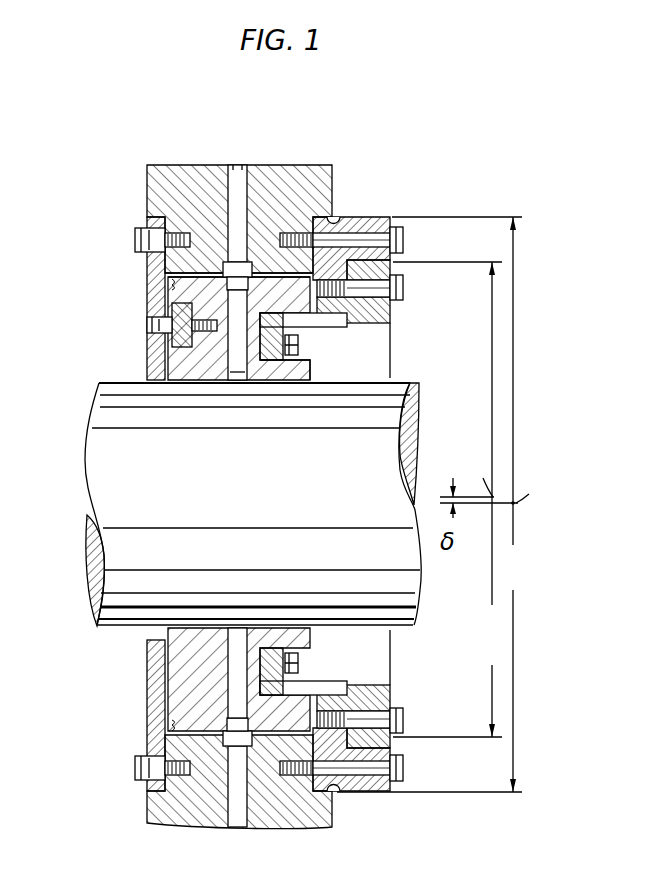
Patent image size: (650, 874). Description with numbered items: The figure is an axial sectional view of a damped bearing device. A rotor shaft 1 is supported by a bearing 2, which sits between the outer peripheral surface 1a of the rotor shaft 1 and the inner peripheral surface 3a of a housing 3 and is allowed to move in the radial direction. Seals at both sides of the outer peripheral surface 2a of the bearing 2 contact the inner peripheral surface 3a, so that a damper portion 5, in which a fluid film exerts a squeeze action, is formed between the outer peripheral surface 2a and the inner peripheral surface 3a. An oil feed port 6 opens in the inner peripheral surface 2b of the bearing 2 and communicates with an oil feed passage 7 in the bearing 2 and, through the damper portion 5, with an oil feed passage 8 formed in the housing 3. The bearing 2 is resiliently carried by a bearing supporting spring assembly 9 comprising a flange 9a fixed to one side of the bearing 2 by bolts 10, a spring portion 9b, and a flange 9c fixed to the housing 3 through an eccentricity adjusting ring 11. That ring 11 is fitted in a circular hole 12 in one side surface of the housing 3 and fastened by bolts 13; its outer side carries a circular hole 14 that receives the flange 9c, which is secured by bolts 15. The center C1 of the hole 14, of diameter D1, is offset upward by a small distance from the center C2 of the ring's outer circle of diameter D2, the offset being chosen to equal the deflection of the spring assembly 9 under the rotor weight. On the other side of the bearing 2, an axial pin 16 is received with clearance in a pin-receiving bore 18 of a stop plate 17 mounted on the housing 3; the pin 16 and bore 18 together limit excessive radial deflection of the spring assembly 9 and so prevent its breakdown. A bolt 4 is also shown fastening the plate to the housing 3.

The rotor shaft 1 is at (108, 422).
The outer peripheral surface of the rotor shaft 1a is at (120, 380).
The bearing 2 is at (205, 380).
The outer peripheral surface of the bearing 2a is at (198, 275).
The inner peripheral surface of the bearing 2b is at (271, 381).
The housing 3 is at (311, 176).
The inner peripheral surface of the housing 3a is at (271, 280).
The bolt 4 is at (165, 265).
The damper portion 5 is at (222, 268).
The oil feed port 6 is at (238, 381).
The oil feed passage 7 is at (240, 359).
The oil feed passage 8 is at (238, 205).
The bearing supporting spring assembly 9 is at (391, 323).
The flange 9a is at (285, 355).
The spring portion 9b is at (340, 326).
The flange 9c is at (393, 315).
The bolts 10 is at (299, 347).
The eccentricity adjusting ring 11 is at (371, 221).
The circular hole 12 is at (336, 222).
The bolts 13 is at (403, 239).
The circular hole 14 is at (393, 268).
The bolts 15 is at (403, 289).
The pin 16 is at (145, 323).
The stop plate 17 is at (160, 275).
The pin-receiving bore 18 is at (150, 320).
The center of the hole C1 is at (467, 473).
The center of the outer circle C2 is at (495, 496).
The diameter of the hole D1 is at (449, 499).
The diameter of the outer circle D2 is at (434, 504).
☆ ☆ ☆ ☆ ☆ ☆ ☆
Copy out the item above word for word, with its description and all of its location lines, but leave out the picture.

The answer.
Patent image size: (650, 874). Description with numbered items: The figure is an axial sectional view of a damped bearing device. A rotor shaft 1 is supported by a bearing 2, which sits between the outer peripheral surface 1a of the rotor shaft 1 and the inner peripheral surface 3a of a housing 3 and is allowed to move in the radial direction. Seals at both sides of the outer peripheral surface 2a of the bearing 2 contact the inner peripheral surface 3a, so that a damper portion 5, in which a fluid film exerts a squeeze action, is formed between the outer peripheral surface 2a and the inner peripheral surface 3a. An oil feed port 6 opens in the inner peripheral surface 2b of the bearing 2 and communicates with an oil feed passage 7 in the bearing 2 and, through the damper portion 5, with an oil feed passage 8 formed in the housing 3. The bearing 2 is resiliently carried by a bearing supporting spring assembly 9 comprising a flange 9a fixed to one side of the bearing 2 by bolts 10, a spring portion 9b, and a flange 9c fixed to the housing 3 through an eccentricity adjusting ring 11. That ring 11 is fitted in a circular hole 12 in one side surface of the housing 3 and fastened by bolts 13; its outer side carries a circular hole 14 that receives the flange 9c, which is secured by bolts 15. The center C1 of the hole 14, of diameter D1, is offset upward by a small distance from the center C2 of the ring's outer circle of diameter D2, the offset being chosen to equal the deflection of the spring assembly 9 under the rotor weight. On the other side of the bearing 2, an axial pin 16 is received with clearance in a pin-receiving bore 18 of a stop plate 17 mounted on the housing 3; the pin 16 and bore 18 together limit excessive radial deflection of the spring assembly 9 and so prevent its breakdown. A bolt 4 is also shown fastening the plate to the housing 3.

The rotor shaft 1 is at (108, 422).
The outer peripheral surface of the rotor shaft 1a is at (120, 380).
The bearing 2 is at (205, 380).
The outer peripheral surface of the bearing 2a is at (198, 275).
The inner peripheral surface of the bearing 2b is at (271, 381).
The housing 3 is at (311, 176).
The inner peripheral surface of the housing 3a is at (271, 280).
The bolt 4 is at (165, 265).
The damper portion 5 is at (222, 268).
The oil feed port 6 is at (238, 381).
The oil feed passage 7 is at (240, 359).
The oil feed passage 8 is at (238, 205).
The bearing supporting spring assembly 9 is at (391, 323).
The flange 9a is at (285, 355).
The spring portion 9b is at (340, 326).
The flange 9c is at (393, 315).
The bolts 10 is at (299, 347).
The eccentricity adjusting ring 11 is at (371, 221).
The circular hole 12 is at (336, 222).
The bolts 13 is at (403, 239).
The circular hole 14 is at (393, 268).
The bolts 15 is at (403, 289).
The pin 16 is at (145, 323).
The stop plate 17 is at (160, 275).
The pin-receiving bore 18 is at (150, 320).
The center of the hole C1 is at (467, 473).
The center of the outer circle C2 is at (495, 496).
The diameter of the hole D1 is at (449, 499).
The diameter of the outer circle D2 is at (434, 504).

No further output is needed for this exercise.